Extracts from a graphics dataset:
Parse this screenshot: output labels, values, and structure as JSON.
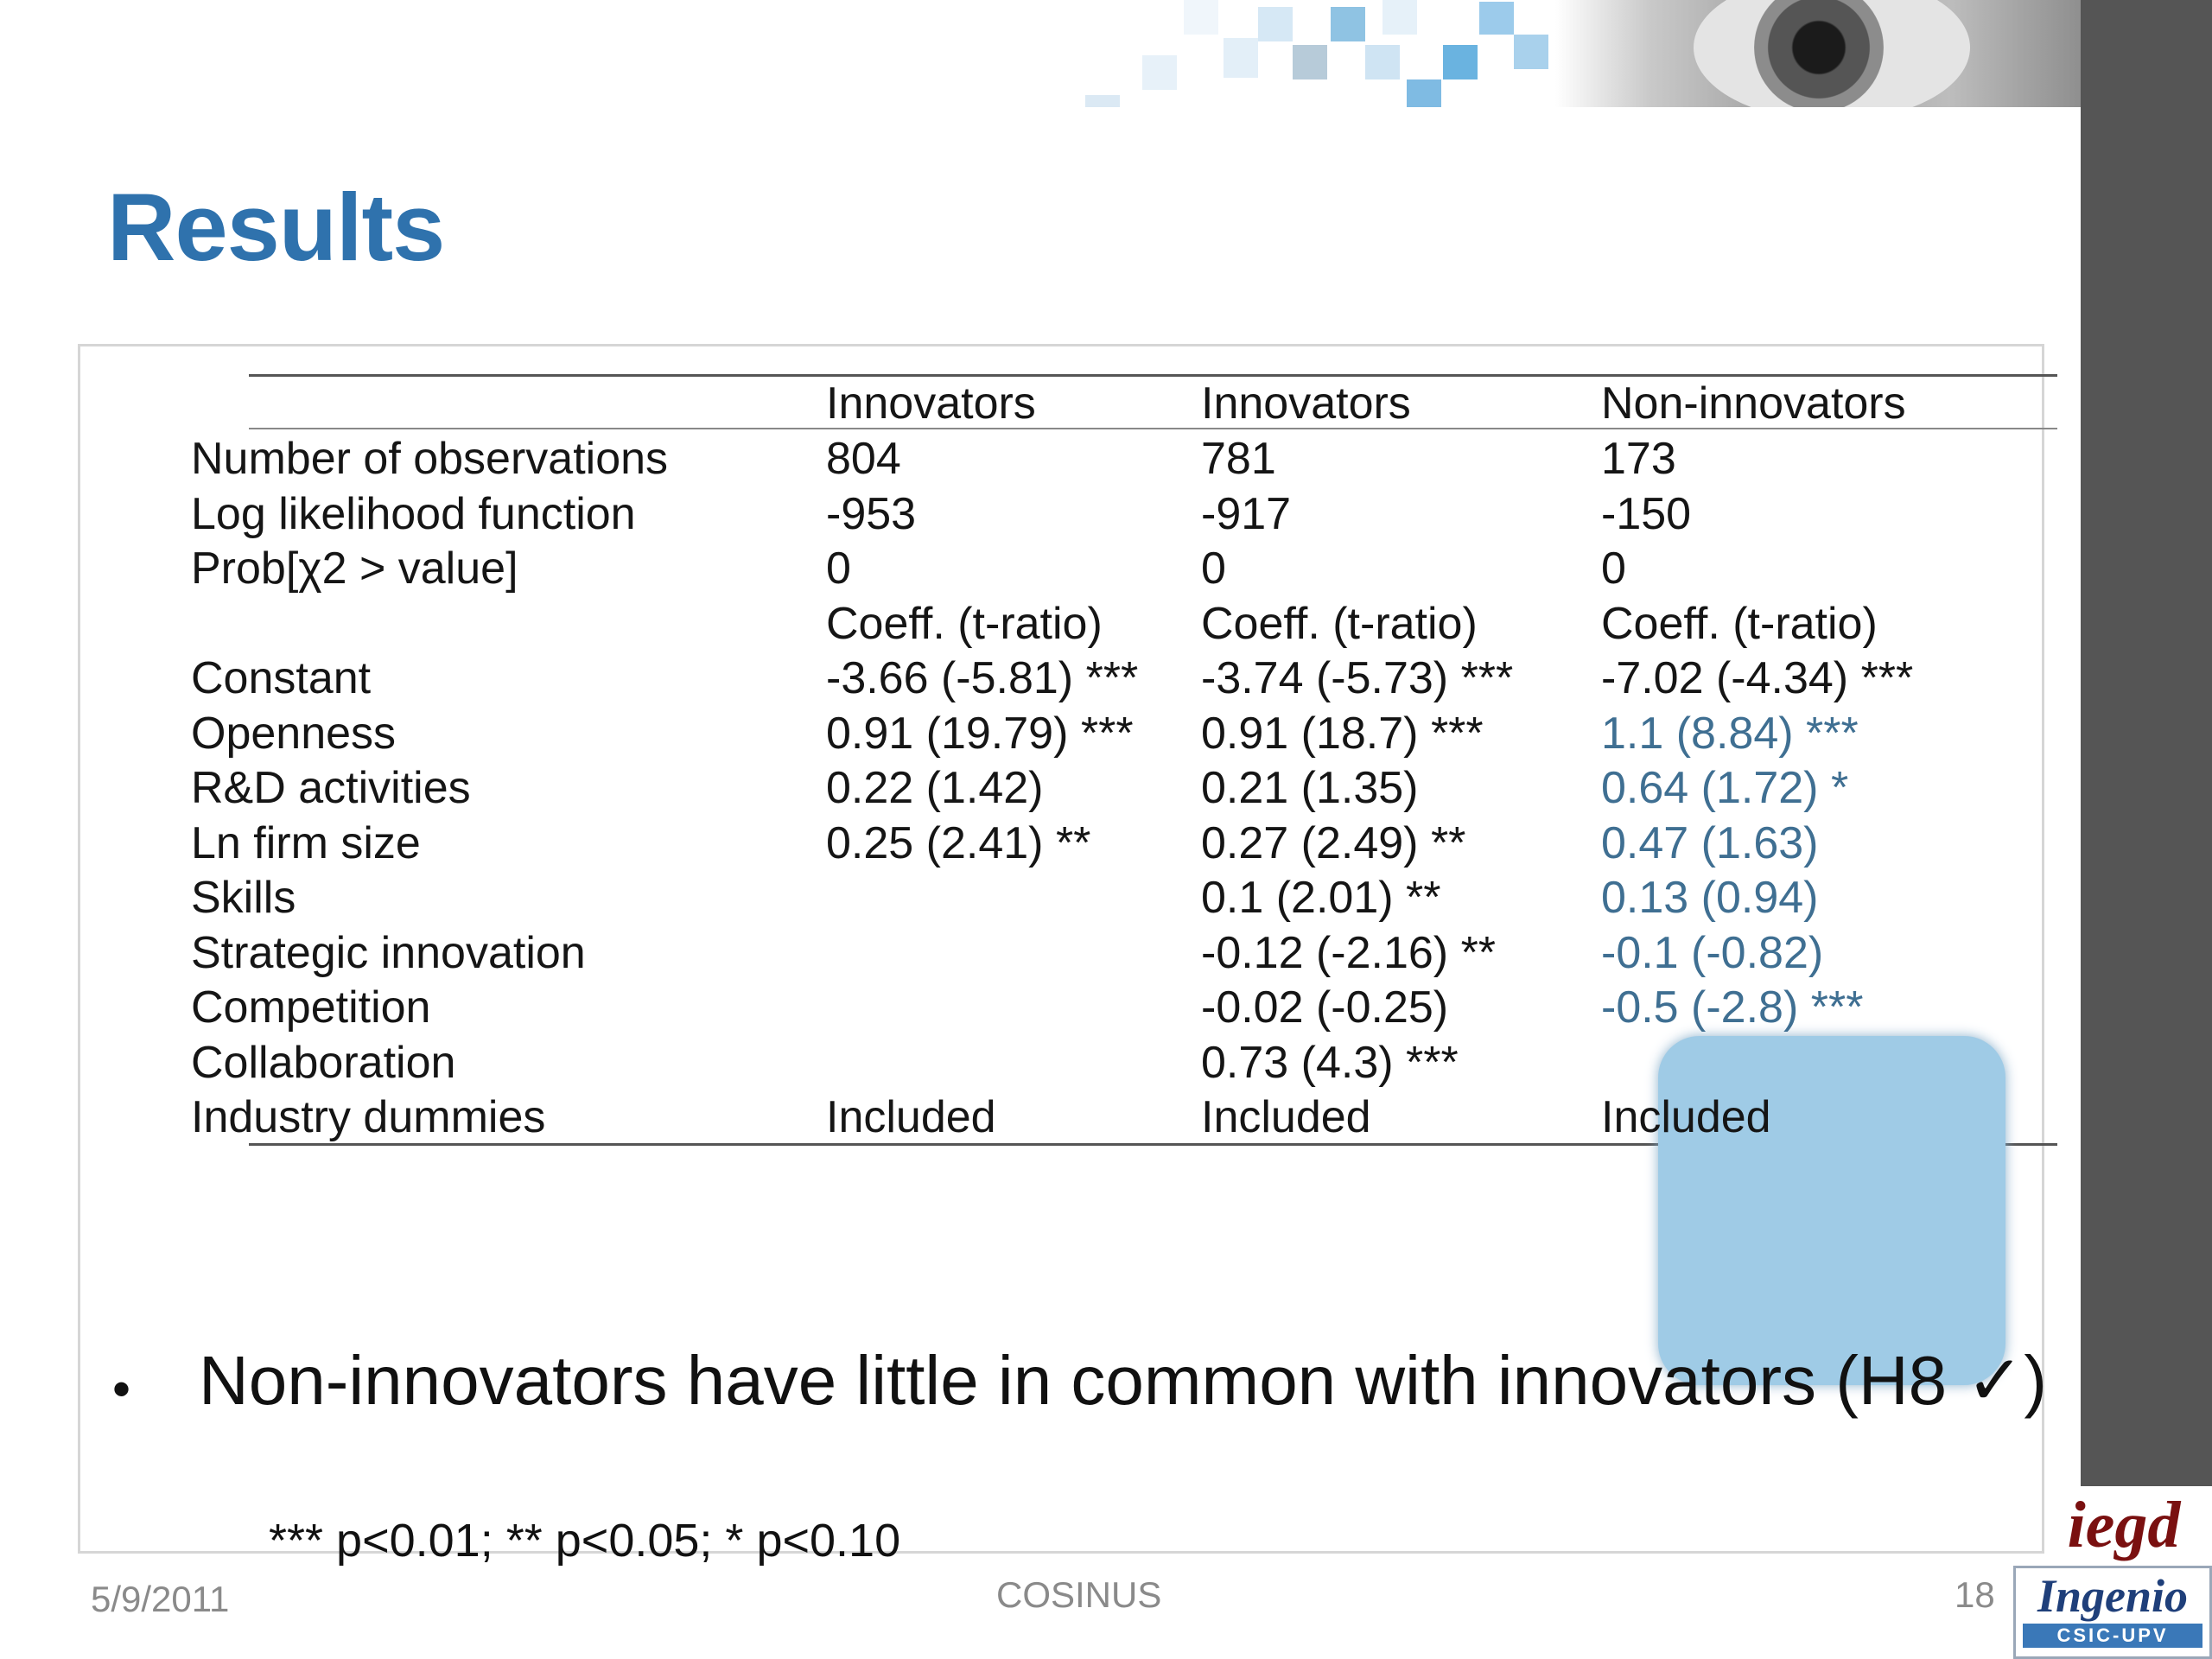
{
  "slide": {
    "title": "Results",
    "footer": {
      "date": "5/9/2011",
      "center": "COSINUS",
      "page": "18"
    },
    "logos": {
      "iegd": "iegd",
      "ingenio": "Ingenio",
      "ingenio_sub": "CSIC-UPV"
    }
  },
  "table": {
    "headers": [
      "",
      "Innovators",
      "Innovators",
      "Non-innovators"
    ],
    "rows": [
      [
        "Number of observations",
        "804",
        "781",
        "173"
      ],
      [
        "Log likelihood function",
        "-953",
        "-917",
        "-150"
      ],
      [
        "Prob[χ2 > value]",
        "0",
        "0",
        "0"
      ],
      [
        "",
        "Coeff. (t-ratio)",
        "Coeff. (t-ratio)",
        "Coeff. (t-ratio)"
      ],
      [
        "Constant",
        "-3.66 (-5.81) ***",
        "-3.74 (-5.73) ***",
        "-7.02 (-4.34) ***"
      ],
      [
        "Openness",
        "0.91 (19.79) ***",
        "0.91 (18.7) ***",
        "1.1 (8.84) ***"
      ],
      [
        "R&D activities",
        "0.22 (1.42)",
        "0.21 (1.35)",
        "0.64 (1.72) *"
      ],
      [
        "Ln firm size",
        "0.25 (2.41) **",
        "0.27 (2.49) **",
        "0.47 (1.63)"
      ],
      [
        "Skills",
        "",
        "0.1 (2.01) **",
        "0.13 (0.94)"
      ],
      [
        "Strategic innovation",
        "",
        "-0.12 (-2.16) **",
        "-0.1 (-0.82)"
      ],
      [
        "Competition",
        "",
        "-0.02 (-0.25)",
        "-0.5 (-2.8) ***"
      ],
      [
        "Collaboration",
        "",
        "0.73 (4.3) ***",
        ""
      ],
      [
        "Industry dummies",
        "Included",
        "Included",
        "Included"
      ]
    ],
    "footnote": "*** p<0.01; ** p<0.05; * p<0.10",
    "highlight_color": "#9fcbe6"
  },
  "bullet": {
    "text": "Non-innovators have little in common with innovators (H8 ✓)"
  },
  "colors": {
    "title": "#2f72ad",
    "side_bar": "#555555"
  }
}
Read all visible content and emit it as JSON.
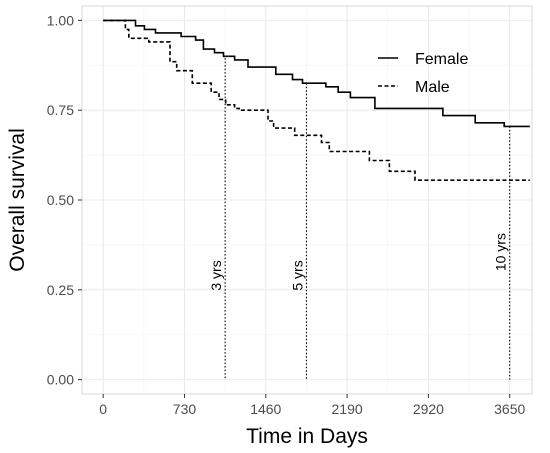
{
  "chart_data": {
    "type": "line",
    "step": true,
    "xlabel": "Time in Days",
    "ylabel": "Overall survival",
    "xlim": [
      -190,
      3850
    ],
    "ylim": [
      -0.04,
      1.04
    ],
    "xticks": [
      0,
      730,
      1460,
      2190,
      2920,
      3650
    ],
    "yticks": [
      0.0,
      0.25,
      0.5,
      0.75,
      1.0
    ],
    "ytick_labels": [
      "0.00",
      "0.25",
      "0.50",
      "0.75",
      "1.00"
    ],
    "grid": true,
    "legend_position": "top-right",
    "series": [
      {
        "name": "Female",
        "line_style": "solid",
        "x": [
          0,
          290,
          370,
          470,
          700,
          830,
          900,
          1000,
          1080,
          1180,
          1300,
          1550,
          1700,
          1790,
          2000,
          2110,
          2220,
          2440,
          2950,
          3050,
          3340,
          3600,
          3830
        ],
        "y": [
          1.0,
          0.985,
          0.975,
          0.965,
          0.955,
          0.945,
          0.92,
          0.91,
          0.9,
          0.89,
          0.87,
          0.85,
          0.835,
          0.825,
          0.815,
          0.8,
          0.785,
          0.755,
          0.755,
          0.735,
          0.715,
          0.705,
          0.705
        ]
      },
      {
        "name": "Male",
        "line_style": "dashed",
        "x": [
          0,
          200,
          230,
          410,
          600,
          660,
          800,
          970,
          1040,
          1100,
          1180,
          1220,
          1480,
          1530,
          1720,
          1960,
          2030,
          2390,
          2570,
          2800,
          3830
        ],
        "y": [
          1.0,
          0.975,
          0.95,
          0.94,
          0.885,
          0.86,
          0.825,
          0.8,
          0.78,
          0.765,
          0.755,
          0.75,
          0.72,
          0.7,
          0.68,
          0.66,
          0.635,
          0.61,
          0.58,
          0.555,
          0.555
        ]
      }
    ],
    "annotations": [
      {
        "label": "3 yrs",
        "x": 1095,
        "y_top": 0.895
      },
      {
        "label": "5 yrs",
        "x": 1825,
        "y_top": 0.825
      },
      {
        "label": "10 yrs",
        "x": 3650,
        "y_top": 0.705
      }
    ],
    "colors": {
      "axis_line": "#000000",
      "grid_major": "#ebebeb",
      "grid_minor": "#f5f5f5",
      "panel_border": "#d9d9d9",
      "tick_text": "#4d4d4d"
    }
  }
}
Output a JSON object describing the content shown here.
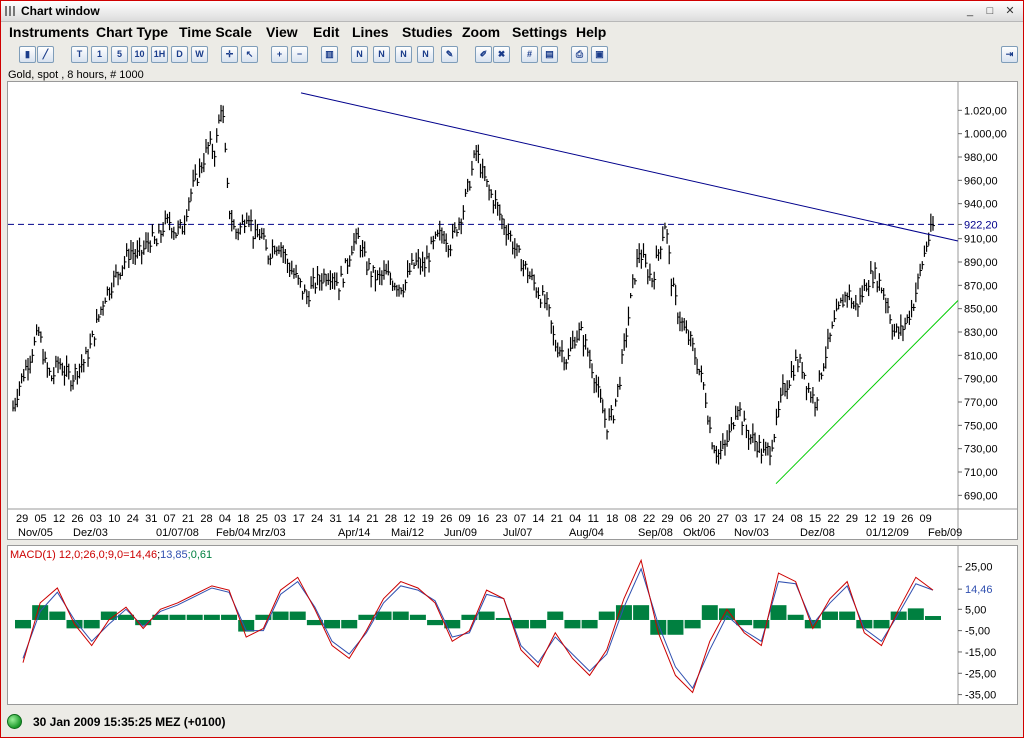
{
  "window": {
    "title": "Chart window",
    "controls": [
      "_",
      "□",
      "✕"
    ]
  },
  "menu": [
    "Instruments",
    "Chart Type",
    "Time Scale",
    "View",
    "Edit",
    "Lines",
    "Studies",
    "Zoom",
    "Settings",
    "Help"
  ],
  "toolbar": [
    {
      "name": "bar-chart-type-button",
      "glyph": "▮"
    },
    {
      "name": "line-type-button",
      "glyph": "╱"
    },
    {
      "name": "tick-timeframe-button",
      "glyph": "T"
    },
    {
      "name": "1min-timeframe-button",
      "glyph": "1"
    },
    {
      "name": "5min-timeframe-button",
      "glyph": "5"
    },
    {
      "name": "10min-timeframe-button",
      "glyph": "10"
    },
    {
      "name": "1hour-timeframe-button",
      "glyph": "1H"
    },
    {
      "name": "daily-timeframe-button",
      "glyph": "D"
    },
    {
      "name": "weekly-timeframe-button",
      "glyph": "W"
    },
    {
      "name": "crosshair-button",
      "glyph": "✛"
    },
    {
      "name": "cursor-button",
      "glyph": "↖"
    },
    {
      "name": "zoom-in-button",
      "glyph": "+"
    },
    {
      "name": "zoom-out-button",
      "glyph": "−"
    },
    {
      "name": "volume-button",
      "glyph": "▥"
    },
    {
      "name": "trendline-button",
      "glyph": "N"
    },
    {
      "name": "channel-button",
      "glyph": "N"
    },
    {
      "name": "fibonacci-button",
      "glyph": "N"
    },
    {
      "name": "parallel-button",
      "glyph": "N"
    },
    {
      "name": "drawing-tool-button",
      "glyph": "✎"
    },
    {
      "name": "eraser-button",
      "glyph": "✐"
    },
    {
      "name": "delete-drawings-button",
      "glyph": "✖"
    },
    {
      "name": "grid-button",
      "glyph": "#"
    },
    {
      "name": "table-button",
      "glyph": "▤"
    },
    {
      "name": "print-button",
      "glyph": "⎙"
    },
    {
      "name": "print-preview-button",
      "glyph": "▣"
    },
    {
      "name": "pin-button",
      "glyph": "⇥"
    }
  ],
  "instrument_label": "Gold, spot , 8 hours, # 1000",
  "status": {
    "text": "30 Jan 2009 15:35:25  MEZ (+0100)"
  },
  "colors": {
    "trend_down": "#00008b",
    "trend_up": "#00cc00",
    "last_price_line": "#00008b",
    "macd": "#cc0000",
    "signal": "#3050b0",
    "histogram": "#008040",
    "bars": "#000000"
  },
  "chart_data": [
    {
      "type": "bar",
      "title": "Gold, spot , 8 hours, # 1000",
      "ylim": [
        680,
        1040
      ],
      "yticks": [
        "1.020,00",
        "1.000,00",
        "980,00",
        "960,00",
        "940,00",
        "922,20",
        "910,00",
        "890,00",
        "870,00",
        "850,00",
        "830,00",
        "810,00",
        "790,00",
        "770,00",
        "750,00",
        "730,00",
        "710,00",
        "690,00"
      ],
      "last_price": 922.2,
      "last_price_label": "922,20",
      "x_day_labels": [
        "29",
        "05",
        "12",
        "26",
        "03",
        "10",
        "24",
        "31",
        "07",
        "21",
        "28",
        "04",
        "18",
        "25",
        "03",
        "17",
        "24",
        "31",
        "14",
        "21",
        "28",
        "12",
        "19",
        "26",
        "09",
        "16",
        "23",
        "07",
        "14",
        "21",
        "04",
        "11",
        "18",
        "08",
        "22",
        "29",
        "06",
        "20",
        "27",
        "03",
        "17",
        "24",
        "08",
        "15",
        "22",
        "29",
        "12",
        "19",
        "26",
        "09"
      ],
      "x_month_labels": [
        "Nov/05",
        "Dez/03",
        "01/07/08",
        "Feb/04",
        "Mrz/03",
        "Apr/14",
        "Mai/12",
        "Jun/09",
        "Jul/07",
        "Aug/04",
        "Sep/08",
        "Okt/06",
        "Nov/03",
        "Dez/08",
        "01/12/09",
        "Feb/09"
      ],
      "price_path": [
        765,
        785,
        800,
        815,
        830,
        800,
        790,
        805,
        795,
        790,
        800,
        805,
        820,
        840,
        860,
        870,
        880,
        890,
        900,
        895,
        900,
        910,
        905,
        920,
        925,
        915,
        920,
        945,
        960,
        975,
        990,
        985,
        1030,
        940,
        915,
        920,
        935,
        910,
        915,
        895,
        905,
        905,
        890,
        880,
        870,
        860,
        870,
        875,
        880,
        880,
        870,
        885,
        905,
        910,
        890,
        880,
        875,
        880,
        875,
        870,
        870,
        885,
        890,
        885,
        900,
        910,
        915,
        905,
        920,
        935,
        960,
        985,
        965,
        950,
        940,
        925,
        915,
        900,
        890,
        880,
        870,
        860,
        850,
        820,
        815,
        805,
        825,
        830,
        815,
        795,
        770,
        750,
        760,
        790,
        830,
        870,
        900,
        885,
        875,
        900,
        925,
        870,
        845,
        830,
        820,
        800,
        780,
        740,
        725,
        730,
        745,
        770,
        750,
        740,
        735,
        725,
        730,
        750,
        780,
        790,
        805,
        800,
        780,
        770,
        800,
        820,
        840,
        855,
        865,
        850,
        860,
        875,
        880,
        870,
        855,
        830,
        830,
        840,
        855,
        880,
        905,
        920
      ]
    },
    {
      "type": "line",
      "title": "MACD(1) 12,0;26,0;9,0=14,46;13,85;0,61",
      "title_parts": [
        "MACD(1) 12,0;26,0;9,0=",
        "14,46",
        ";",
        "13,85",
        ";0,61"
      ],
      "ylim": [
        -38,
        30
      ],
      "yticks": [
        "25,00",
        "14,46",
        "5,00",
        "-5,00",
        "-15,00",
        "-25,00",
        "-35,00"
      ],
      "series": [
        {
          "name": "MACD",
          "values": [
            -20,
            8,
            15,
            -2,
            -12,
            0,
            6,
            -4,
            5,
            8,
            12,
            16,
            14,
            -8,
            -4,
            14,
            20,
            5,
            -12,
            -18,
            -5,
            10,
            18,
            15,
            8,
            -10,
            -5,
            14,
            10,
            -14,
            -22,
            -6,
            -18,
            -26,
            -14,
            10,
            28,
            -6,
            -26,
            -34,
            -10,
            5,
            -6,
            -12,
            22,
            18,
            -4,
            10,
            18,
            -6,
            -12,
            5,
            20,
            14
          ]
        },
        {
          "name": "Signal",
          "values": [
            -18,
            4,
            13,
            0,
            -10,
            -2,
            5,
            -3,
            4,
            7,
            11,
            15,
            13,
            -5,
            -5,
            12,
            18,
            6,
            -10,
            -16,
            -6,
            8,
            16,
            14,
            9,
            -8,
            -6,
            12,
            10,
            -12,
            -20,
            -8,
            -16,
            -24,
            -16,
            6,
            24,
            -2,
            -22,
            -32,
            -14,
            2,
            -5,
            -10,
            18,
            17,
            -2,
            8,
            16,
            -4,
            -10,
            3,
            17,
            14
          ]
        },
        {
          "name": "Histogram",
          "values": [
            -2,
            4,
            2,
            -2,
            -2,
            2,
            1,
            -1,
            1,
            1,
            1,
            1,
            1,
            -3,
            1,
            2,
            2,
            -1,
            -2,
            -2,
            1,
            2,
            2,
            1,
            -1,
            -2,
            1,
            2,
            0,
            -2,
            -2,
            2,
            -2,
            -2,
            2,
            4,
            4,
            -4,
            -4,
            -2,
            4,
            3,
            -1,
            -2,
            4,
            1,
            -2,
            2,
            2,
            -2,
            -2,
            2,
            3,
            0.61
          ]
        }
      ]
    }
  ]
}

**Direction:**
Pull out all lines containing "print".

**Response:**
      "name": "print-button",
      "name": "print-preview-button",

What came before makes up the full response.